=== Task inputs ===
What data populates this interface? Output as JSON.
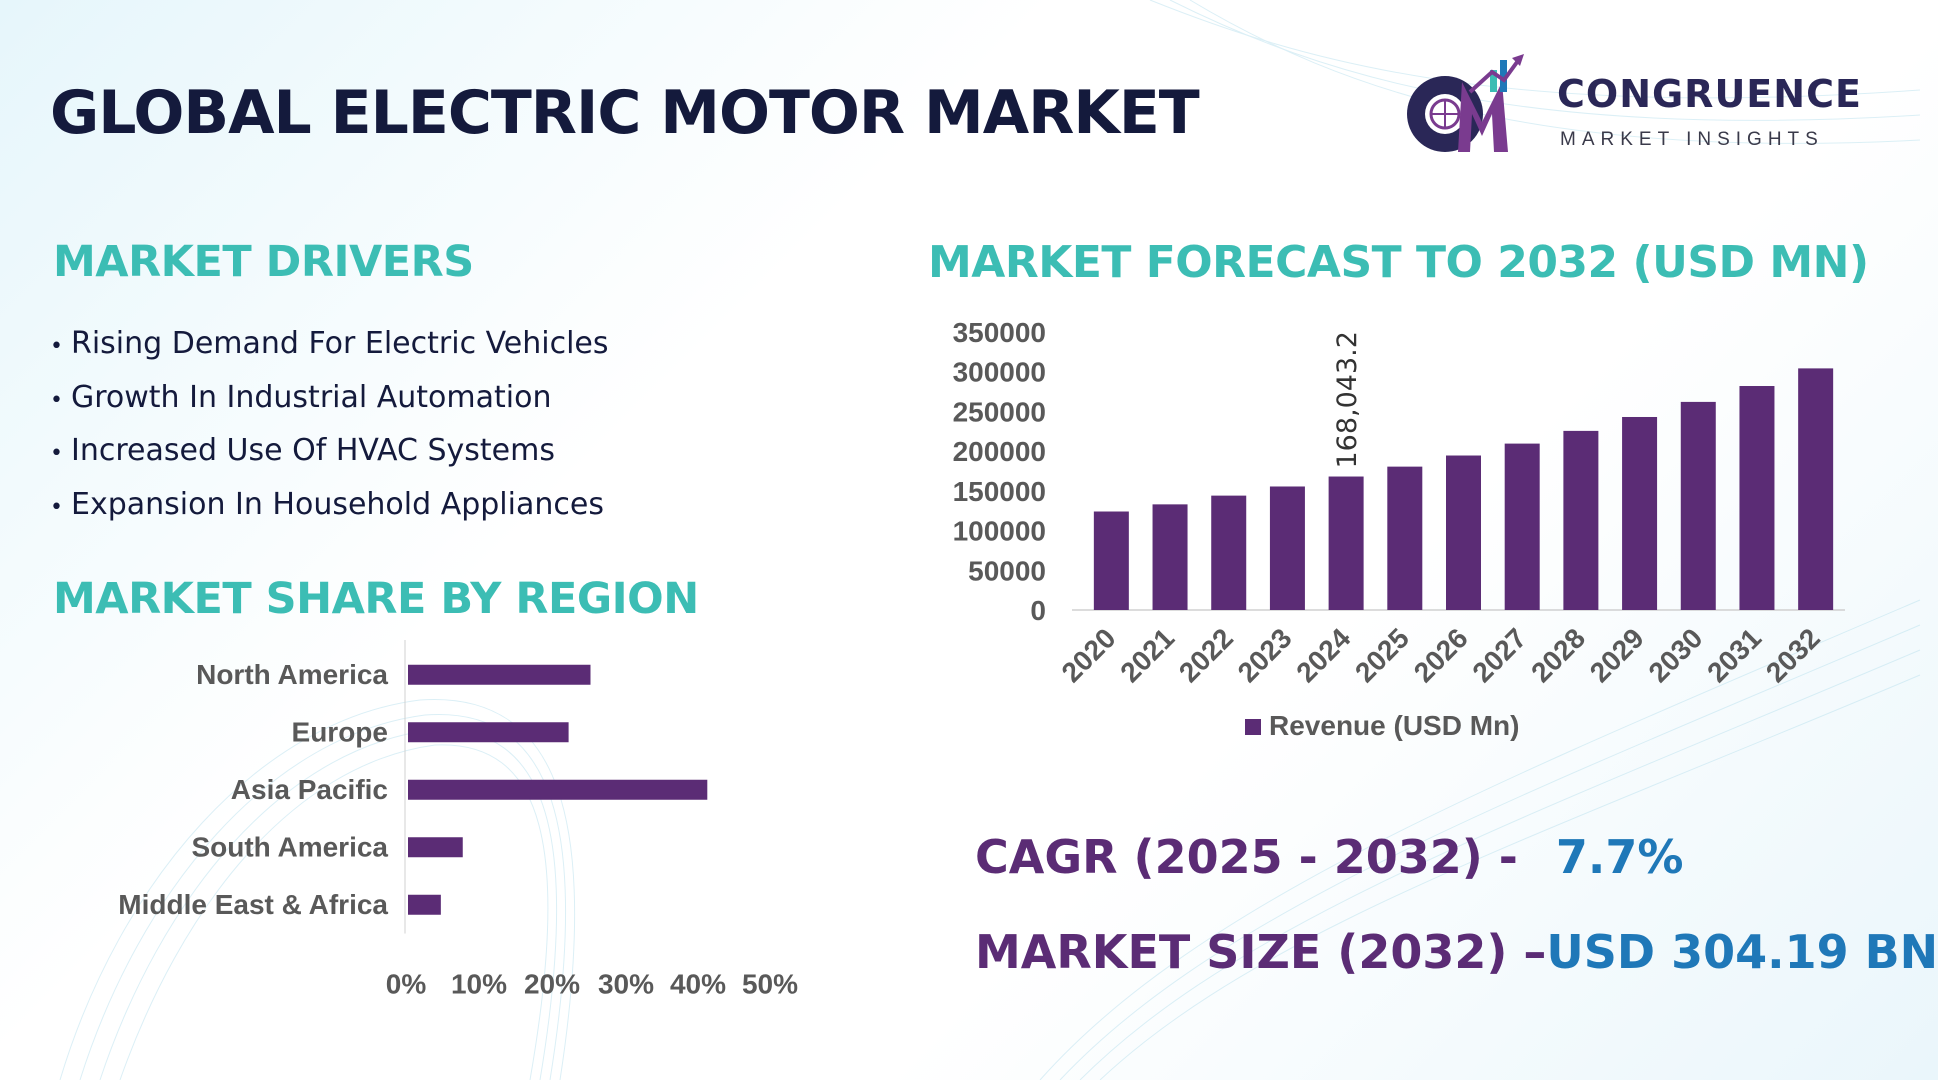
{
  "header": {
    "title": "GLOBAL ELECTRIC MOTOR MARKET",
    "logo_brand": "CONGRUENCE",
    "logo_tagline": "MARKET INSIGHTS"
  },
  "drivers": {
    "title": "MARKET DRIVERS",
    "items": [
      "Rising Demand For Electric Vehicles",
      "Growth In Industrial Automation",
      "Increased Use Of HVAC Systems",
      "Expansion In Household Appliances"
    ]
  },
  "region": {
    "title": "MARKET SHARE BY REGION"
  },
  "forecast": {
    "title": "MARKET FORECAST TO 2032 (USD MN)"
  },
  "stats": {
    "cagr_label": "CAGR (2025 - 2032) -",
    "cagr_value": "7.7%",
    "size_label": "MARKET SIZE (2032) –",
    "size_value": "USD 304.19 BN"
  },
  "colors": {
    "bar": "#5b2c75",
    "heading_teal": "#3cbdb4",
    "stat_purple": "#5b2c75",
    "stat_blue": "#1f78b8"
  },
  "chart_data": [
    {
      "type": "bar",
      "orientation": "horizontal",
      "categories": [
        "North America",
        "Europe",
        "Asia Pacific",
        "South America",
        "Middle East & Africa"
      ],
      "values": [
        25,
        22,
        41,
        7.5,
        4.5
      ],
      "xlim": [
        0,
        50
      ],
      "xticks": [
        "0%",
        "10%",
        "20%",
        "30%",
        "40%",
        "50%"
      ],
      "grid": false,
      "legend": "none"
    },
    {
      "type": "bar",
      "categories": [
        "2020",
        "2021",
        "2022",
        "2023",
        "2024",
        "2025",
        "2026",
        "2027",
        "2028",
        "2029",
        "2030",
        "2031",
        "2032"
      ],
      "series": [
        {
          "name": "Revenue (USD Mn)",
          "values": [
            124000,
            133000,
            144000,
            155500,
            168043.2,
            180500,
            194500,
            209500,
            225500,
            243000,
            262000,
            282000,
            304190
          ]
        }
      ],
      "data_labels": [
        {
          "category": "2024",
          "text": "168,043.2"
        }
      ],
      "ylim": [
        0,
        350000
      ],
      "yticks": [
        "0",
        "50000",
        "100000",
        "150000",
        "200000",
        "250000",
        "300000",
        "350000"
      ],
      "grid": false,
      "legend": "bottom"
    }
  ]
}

=== What you will do ===
Pull out and copy each line containing the string "MARKET".

=== Task answer ===
    "title": "GLOBAL ELECTRIC MOTOR MARKET",
    "logo_tagline": "MARKET INSIGHTS"
    "title": "MARKET DRIVERS",
    "title": "MARKET SHARE BY REGION"
    "title": "MARKET FORECAST TO 2032 (USD MN)"
    "size_label": "MARKET SIZE (2032) –",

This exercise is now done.